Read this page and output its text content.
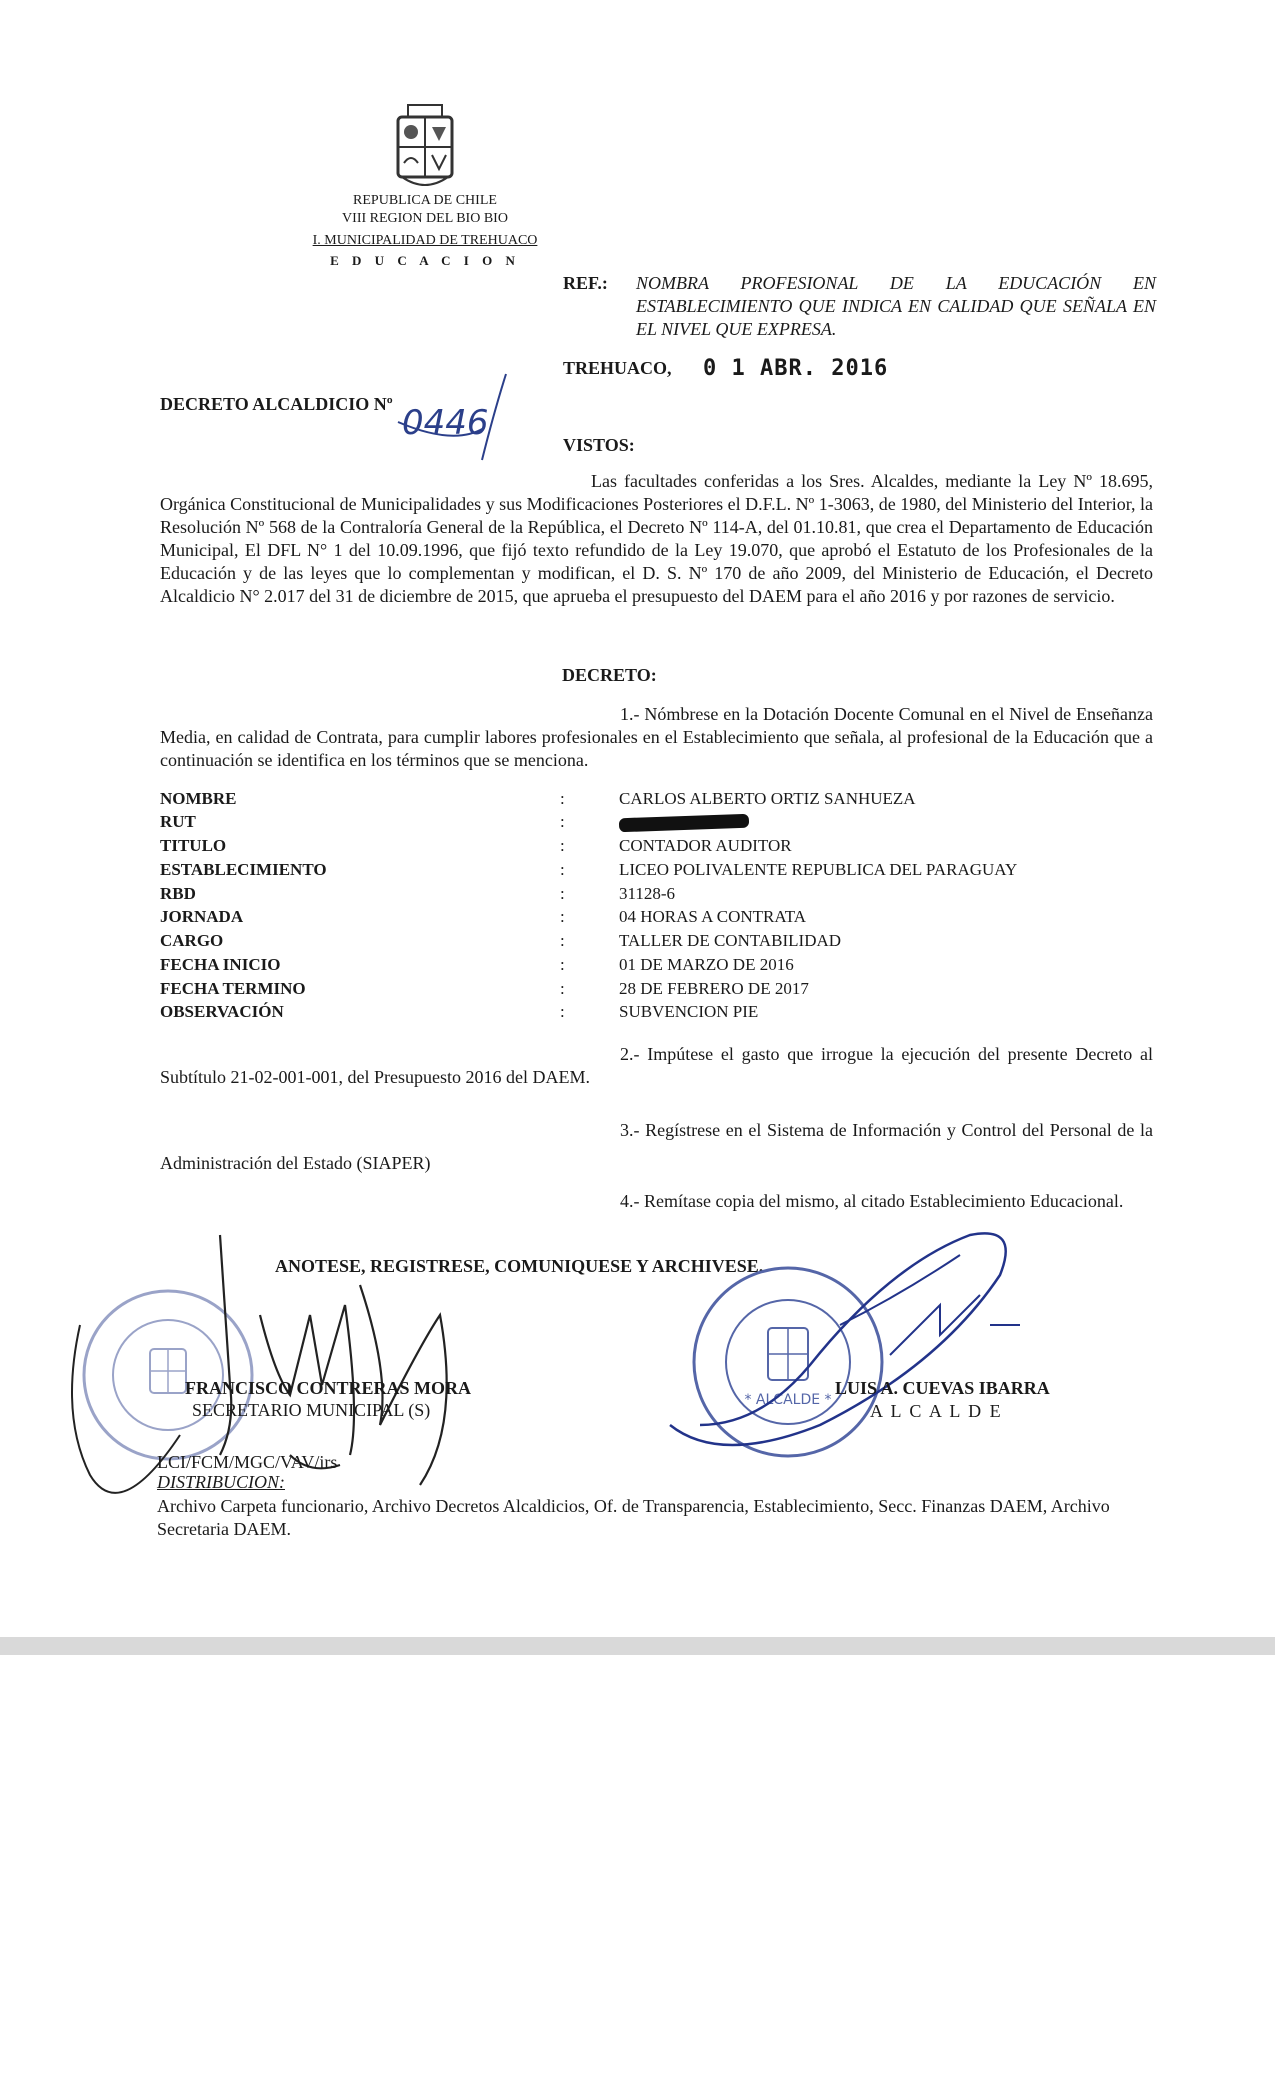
REPUBLICA DE CHILE
VIII REGION DEL BIO BIO
I. MUNICIPALIDAD DE TREHUACO
E D U C A C I O N
REF.: NOMBRA PROFESIONAL DE LA EDUCACIÓN EN ESTABLECIMIENTO QUE INDICA EN CALIDAD QUE SEÑALA EN EL NIVEL QUE EXPRESA.
TREHUACO, 0 1 ABR. 2016
DECRETO ALCALDICIO Nº 0446
VISTOS:
Las facultades conferidas a los Sres. Alcaldes, mediante la Ley Nº 18.695, Orgánica Constitucional de Municipalidades y sus Modificaciones Posteriores el D.F.L. Nº 1-3063, de 1980, del Ministerio del Interior, la Resolución Nº 568 de la Contraloría General de la República, el Decreto Nº 114-A, del 01.10.81, que crea el Departamento de Educación Municipal, El DFL N° 1 del 10.09.1996, que fijó texto refundido de la Ley 19.070, que aprobó el Estatuto de los Profesionales de la Educación y de las leyes que lo complementan y modifican, el D. S. Nº 170 de año 2009, del Ministerio de Educación, el Decreto Alcaldicio N° 2.017 del 31 de diciembre de 2015, que aprueba el presupuesto del DAEM para el año 2016 y por razones de servicio.
DECRETO:
1.- Nómbrese en la Dotación Docente Comunal en el Nivel de Enseñanza Media, en calidad de Contrata, para cumplir labores profesionales en el Establecimiento que señala, al profesional de la Educación que a continuación se identifica en los términos que se menciona.
NOMBRE	:	CARLOS ALBERTO ORTIZ SANHUEZA
RUT	:
TITULO	:	CONTADOR AUDITOR
ESTABLECIMIENTO	:	LICEO POLIVALENTE REPUBLICA DEL PARAGUAY
RBD	:	31128-6
JORNADA	:	04 HORAS A CONTRATA
CARGO	:	TALLER DE CONTABILIDAD
FECHA INICIO	:	01 DE MARZO DE 2016
FECHA TERMINO	:	28 DE FEBRERO DE 2017
OBSERVACIÓN	:	SUBVENCION PIE
2.- Impútese el gasto que irrogue la ejecución del presente Decreto al Subtítulo 21-02-001-001, del Presupuesto 2016 del DAEM.
3.- Regístrese en el Sistema de Información y Control del Personal de la Administración del Estado (SIAPER)
4.- Remítase copia del mismo, al citado Establecimiento Educacional.
ANOTESE, REGISTRESE, COMUNIQUESE Y ARCHIVESE.
* ALCALDE *
FRANCISCO CONTRERAS MORA
SECRETARIO MUNICIPAL (S)
LUIS A. CUEVAS IBARRA
A L C A L D E
LCI/FCM/MGC/VAV/irs
DISTRIBUCION:
Archivo Carpeta funcionario, Archivo Decretos Alcaldicios, Of. de Transparencia, Establecimiento, Secc. Finanzas DAEM, Archivo Secretaria DAEM.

* _BRIEF_:
Output the lines above in full and exactly as given, omitting any pictures.

* _WORKED SOLUTION_:
Read this page and output its text content.
REPUBLICA DE CHILE
VIII REGION DEL BIO BIO
I. MUNICIPALIDAD DE TREHUACO
E D U C A C I O N
REF.: NOMBRA PROFESIONAL DE LA EDUCACIÓN EN ESTABLECIMIENTO QUE INDICA EN CALIDAD QUE SEÑALA EN EL NIVEL QUE EXPRESA.
TREHUACO, 0 1 ABR. 2016
DECRETO ALCALDICIO Nº 0446
VISTOS:
Las facultades conferidas a los Sres. Alcaldes, mediante la Ley Nº 18.695, Orgánica Constitucional de Municipalidades y sus Modificaciones Posteriores el D.F.L. Nº 1-3063, de 1980, del Ministerio del Interior, la Resolución Nº 568 de la Contraloría General de la República, el Decreto Nº 114-A, del 01.10.81, que crea el Departamento de Educación Municipal, El DFL N° 1 del 10.09.1996, que fijó texto refundido de la Ley 19.070, que aprobó el Estatuto de los Profesionales de la Educación y de las leyes que lo complementan y modifican, el D. S. Nº 170 de año 2009, del Ministerio de Educación, el Decreto Alcaldicio N° 2.017 del 31 de diciembre de 2015, que aprueba el presupuesto del DAEM para el año 2016 y por razones de servicio.
DECRETO:
1.- Nómbrese en la Dotación Docente Comunal en el Nivel de Enseñanza Media, en calidad de Contrata, para cumplir labores profesionales en el Establecimiento que señala, al profesional de la Educación que a continuación se identifica en los términos que se menciona.
NOMBRE	:	CARLOS ALBERTO ORTIZ SANHUEZA
RUT	:
TITULO	:	CONTADOR AUDITOR
ESTABLECIMIENTO	:	LICEO POLIVALENTE REPUBLICA DEL PARAGUAY
RBD	:	31128-6
JORNADA	:	04 HORAS A CONTRATA
CARGO	:	TALLER DE CONTABILIDAD
FECHA INICIO	:	01 DE MARZO DE 2016
FECHA TERMINO	:	28 DE FEBRERO DE 2017
OBSERVACIÓN	:	SUBVENCION PIE
2.- Impútese el gasto que irrogue la ejecución del presente Decreto al Subtítulo 21-02-001-001, del Presupuesto 2016 del DAEM.
3.- Regístrese en el Sistema de Información y Control del Personal de la Administración del Estado (SIAPER)
4.- Remítase copia del mismo, al citado Establecimiento Educacional.
ANOTESE, REGISTRESE, COMUNIQUESE Y ARCHIVESE.
* ALCALDE *
FRANCISCO CONTRERAS MORA
SECRETARIO MUNICIPAL (S)
LUIS A. CUEVAS IBARRA
A L C A L D E
LCI/FCM/MGC/VAV/irs
DISTRIBUCION:
Archivo Carpeta funcionario, Archivo Decretos Alcaldicios, Of. de Transparencia, Establecimiento, Secc. Finanzas DAEM, Archivo Secretaria DAEM.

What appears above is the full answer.